* _Problem details_:
The exercise asks you to copy every line below in which "text" appears.

^^^^^^^^^^^^^^^^

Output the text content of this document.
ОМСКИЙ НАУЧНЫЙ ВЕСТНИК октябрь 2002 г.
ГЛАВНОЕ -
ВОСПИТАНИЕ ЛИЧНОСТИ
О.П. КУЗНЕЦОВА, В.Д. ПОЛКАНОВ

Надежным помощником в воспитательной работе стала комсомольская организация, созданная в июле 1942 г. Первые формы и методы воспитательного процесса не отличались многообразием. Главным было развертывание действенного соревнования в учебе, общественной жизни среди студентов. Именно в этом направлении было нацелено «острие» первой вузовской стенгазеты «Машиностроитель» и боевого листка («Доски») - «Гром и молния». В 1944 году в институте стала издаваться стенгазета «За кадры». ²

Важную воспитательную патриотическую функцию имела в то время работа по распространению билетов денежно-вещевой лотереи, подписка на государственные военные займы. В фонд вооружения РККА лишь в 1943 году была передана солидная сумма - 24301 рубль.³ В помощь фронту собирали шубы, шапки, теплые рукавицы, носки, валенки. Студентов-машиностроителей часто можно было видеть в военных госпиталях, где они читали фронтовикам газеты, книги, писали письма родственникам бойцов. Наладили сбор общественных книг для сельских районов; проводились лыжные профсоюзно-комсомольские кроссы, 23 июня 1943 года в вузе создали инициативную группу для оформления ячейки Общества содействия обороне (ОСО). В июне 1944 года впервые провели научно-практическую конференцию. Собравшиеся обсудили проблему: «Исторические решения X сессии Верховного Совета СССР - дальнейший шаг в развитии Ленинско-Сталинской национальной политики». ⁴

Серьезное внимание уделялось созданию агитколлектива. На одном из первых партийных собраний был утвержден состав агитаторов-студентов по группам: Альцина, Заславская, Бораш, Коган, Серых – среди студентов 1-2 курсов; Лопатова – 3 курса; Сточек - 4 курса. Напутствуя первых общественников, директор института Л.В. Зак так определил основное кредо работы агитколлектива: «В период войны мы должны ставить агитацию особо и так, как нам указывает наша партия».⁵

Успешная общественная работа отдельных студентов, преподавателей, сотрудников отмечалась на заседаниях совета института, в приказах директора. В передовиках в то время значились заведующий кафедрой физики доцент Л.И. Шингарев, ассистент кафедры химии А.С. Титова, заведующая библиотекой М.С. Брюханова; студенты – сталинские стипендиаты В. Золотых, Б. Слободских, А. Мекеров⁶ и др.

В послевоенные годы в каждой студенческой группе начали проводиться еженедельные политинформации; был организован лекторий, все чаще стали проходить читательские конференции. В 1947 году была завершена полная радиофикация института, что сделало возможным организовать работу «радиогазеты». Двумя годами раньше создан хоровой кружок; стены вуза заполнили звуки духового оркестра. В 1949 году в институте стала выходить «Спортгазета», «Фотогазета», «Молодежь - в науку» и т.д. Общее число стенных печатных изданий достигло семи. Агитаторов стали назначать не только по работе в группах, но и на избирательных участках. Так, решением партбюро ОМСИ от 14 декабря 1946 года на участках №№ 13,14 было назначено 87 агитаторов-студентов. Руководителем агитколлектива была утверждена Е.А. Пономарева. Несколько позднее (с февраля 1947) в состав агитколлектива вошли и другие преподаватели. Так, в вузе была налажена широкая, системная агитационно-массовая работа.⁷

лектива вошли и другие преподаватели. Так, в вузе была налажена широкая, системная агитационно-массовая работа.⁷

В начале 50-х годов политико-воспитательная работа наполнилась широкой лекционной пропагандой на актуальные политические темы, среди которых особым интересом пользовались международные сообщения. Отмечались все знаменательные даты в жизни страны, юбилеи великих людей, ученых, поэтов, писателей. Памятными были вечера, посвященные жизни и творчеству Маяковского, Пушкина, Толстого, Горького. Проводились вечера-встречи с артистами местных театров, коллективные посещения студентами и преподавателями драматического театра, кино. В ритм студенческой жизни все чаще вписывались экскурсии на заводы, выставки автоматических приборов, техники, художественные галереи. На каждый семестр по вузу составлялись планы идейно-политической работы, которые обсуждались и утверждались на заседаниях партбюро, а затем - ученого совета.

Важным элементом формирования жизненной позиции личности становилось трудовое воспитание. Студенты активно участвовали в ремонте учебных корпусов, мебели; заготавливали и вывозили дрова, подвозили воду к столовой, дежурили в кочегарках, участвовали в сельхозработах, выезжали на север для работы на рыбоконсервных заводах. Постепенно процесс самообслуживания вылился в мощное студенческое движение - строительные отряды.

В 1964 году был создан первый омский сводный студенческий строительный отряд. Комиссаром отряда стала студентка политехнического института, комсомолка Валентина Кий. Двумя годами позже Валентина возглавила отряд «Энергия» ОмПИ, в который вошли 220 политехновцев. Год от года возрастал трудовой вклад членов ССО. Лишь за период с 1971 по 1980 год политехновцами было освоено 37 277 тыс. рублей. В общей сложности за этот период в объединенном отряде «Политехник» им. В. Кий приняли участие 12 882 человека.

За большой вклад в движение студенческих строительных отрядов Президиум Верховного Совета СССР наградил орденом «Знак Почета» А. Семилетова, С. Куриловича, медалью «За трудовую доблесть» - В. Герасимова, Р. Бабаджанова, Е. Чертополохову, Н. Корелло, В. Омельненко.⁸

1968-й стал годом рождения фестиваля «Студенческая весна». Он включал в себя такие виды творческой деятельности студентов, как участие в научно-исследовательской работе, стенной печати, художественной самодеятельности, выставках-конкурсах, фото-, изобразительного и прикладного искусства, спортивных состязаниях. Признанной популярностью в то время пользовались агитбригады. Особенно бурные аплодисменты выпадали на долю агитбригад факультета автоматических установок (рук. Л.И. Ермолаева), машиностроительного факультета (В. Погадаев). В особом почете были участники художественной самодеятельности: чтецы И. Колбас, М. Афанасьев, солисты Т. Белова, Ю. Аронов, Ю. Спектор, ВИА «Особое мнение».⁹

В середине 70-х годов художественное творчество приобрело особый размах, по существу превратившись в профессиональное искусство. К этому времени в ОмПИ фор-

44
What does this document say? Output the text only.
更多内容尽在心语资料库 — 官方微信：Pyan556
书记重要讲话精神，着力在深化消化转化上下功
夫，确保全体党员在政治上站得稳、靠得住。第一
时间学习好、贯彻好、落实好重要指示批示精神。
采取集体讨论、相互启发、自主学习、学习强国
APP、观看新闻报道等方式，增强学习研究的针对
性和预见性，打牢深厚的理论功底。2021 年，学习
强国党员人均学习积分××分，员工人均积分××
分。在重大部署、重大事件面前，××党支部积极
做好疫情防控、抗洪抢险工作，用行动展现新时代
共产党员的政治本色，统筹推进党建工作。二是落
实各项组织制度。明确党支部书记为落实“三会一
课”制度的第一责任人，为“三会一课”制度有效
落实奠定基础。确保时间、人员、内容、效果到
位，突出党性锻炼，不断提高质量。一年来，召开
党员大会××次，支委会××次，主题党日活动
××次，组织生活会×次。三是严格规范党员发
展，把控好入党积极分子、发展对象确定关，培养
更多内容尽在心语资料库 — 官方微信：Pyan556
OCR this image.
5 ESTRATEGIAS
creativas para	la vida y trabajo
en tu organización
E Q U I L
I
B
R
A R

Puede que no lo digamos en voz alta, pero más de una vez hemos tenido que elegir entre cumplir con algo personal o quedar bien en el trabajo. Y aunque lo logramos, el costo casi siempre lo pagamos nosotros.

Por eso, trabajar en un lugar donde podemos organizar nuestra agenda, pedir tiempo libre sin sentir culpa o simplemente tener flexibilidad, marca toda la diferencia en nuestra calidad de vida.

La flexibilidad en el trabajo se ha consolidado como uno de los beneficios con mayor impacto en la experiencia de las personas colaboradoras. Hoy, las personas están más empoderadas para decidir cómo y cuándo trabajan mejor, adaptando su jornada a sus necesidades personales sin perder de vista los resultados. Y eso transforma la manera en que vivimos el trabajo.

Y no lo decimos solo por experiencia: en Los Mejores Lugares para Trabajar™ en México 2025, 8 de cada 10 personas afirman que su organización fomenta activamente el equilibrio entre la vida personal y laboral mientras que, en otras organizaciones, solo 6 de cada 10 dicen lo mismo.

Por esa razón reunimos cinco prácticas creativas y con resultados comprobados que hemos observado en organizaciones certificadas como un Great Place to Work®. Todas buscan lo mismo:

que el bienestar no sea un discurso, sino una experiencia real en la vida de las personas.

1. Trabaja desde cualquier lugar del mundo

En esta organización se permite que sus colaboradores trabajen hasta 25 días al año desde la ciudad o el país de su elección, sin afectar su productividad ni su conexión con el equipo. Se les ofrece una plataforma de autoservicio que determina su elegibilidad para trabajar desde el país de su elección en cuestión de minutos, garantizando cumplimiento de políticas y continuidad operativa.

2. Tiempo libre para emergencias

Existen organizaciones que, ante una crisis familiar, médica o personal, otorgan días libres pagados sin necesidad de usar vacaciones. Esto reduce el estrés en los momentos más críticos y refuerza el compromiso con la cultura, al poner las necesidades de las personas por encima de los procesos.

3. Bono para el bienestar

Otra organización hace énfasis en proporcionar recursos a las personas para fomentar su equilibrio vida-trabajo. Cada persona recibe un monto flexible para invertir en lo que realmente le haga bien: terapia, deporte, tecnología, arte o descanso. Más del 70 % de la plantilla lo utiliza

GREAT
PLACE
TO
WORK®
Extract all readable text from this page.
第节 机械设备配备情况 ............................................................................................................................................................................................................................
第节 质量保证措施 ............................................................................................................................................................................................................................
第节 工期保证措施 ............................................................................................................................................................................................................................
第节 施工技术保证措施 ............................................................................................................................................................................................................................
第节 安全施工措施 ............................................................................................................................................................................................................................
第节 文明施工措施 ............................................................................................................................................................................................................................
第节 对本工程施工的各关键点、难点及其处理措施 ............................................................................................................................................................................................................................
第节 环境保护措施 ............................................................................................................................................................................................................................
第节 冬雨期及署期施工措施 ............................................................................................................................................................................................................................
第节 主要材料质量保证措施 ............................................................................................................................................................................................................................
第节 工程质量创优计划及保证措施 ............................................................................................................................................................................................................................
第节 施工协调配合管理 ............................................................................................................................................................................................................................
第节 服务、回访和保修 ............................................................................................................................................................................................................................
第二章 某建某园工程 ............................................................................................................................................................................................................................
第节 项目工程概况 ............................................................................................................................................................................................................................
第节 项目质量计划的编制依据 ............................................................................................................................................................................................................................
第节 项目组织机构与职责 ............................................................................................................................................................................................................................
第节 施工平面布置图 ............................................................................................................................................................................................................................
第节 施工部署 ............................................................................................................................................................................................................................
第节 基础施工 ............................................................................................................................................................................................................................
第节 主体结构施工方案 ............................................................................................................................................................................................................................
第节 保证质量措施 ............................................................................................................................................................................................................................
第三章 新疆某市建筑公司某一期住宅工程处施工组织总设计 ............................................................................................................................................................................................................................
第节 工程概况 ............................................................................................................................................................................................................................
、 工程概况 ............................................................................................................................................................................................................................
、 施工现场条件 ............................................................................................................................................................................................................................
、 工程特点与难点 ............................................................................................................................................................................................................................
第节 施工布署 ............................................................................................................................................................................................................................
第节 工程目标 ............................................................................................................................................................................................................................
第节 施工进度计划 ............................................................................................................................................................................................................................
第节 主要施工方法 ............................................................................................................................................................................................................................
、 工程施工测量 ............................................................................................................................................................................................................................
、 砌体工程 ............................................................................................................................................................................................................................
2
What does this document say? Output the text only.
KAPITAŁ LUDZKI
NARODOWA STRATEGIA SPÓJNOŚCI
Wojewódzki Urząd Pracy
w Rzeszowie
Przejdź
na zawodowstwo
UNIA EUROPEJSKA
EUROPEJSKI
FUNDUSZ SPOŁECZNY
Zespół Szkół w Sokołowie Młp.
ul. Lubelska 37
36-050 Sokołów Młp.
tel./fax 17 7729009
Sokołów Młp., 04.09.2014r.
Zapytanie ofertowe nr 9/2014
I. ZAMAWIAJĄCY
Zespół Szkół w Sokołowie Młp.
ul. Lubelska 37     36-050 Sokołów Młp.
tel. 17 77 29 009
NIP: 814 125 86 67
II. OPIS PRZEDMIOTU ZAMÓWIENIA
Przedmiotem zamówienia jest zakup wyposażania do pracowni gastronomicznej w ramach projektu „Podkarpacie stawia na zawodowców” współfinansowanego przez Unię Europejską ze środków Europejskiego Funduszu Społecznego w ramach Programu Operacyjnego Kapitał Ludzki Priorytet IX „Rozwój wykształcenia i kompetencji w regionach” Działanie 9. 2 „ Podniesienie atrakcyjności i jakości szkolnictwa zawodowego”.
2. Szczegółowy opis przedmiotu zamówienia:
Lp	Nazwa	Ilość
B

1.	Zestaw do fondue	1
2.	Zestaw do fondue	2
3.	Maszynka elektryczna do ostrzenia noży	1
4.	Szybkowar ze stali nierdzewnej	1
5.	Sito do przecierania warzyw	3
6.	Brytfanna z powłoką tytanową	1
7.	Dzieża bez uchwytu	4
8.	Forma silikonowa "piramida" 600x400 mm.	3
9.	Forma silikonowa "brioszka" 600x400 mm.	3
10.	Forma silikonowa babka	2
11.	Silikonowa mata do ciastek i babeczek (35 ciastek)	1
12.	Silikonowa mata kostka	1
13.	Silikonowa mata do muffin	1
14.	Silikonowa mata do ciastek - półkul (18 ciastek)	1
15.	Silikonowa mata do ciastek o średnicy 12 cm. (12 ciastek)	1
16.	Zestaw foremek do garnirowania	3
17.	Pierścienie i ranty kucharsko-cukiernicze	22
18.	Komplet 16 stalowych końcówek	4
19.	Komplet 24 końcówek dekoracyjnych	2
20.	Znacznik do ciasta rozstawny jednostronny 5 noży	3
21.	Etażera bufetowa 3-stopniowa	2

^^^^^^^^^^^^^^^^

* _Task answer_:
Output the text content of this document.
What does this document say? Output the text only.
Extract all readable text from this page.
What does this document say? Output the text only.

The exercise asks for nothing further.